_RECORD SET_.
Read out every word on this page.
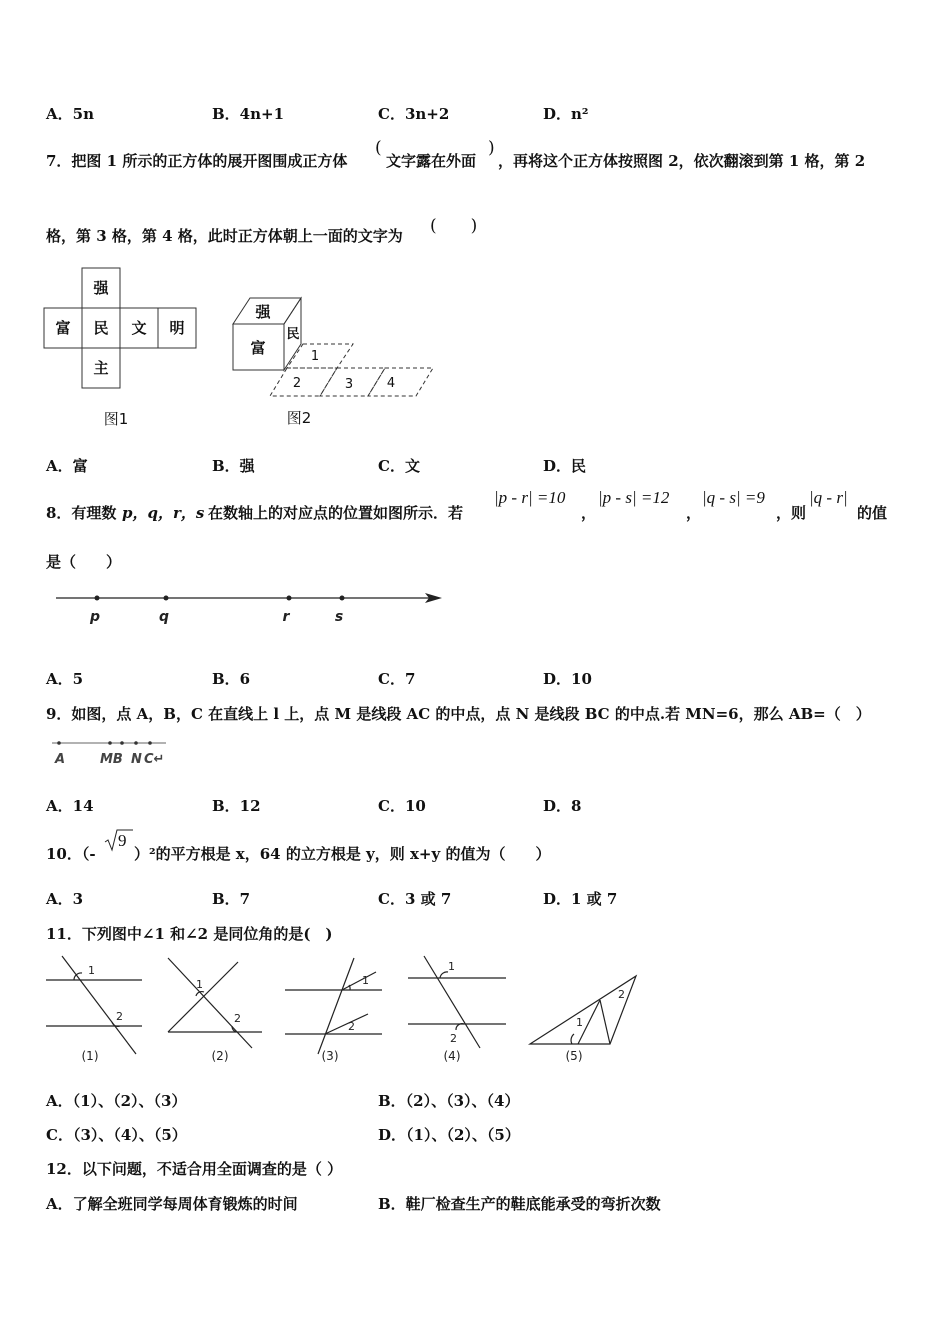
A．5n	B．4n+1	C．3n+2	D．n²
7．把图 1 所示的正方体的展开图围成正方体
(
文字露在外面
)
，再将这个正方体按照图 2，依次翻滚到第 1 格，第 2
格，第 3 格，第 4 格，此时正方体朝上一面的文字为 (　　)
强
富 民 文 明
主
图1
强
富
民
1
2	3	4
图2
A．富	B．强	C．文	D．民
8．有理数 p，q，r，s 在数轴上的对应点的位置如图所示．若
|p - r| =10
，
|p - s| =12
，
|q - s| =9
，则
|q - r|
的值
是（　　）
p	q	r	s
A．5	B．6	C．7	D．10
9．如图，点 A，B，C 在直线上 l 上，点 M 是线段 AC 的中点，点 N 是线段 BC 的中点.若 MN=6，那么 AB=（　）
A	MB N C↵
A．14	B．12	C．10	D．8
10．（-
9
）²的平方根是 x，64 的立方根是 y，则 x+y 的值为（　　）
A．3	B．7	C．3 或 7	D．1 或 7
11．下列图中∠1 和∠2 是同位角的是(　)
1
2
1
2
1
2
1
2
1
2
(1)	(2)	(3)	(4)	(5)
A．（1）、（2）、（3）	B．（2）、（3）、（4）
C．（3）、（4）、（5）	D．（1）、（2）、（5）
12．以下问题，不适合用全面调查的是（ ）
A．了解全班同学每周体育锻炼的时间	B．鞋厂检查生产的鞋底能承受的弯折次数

_WHAT YOU ARE ASKED TO DO_. Leaving out the pictures, repeat the data above exactly.

_RESPONSE TO THE EXERCISE_.
Read out every word on this page.
A．5n	B．4n+1	C．3n+2	D．n²
7．把图 1 所示的正方体的展开图围成正方体
(
文字露在外面
)
，再将这个正方体按照图 2，依次翻滚到第 1 格，第 2
格，第 3 格，第 4 格，此时正方体朝上一面的文字为 (　　)
强
富 民 文 明
主
图1
强
富
民
1
2	3	4
图2
A．富	B．强	C．文	D．民
8．有理数 p，q，r，s 在数轴上的对应点的位置如图所示．若
|p - r| =10
，
|p - s| =12
，
|q - s| =9
，则
|q - r|
的值
是（　　）
p	q	r	s
A．5	B．6	C．7	D．10
9．如图，点 A，B，C 在直线上 l 上，点 M 是线段 AC 的中点，点 N 是线段 BC 的中点.若 MN=6，那么 AB=（　）
A	MB N C↵
A．14	B．12	C．10	D．8
10．（-
9
）²的平方根是 x，64 的立方根是 y，则 x+y 的值为（　　）
A．3	B．7	C．3 或 7	D．1 或 7
11．下列图中∠1 和∠2 是同位角的是(　)
1
2
1
2
1
2
1
2
1
2
(1)	(2)	(3)	(4)	(5)
A．（1）、（2）、（3）	B．（2）、（3）、（4）
C．（3）、（4）、（5）	D．（1）、（2）、（5）
12．以下问题，不适合用全面调查的是（ ）
A．了解全班同学每周体育锻炼的时间	B．鞋厂检查生产的鞋底能承受的弯折次数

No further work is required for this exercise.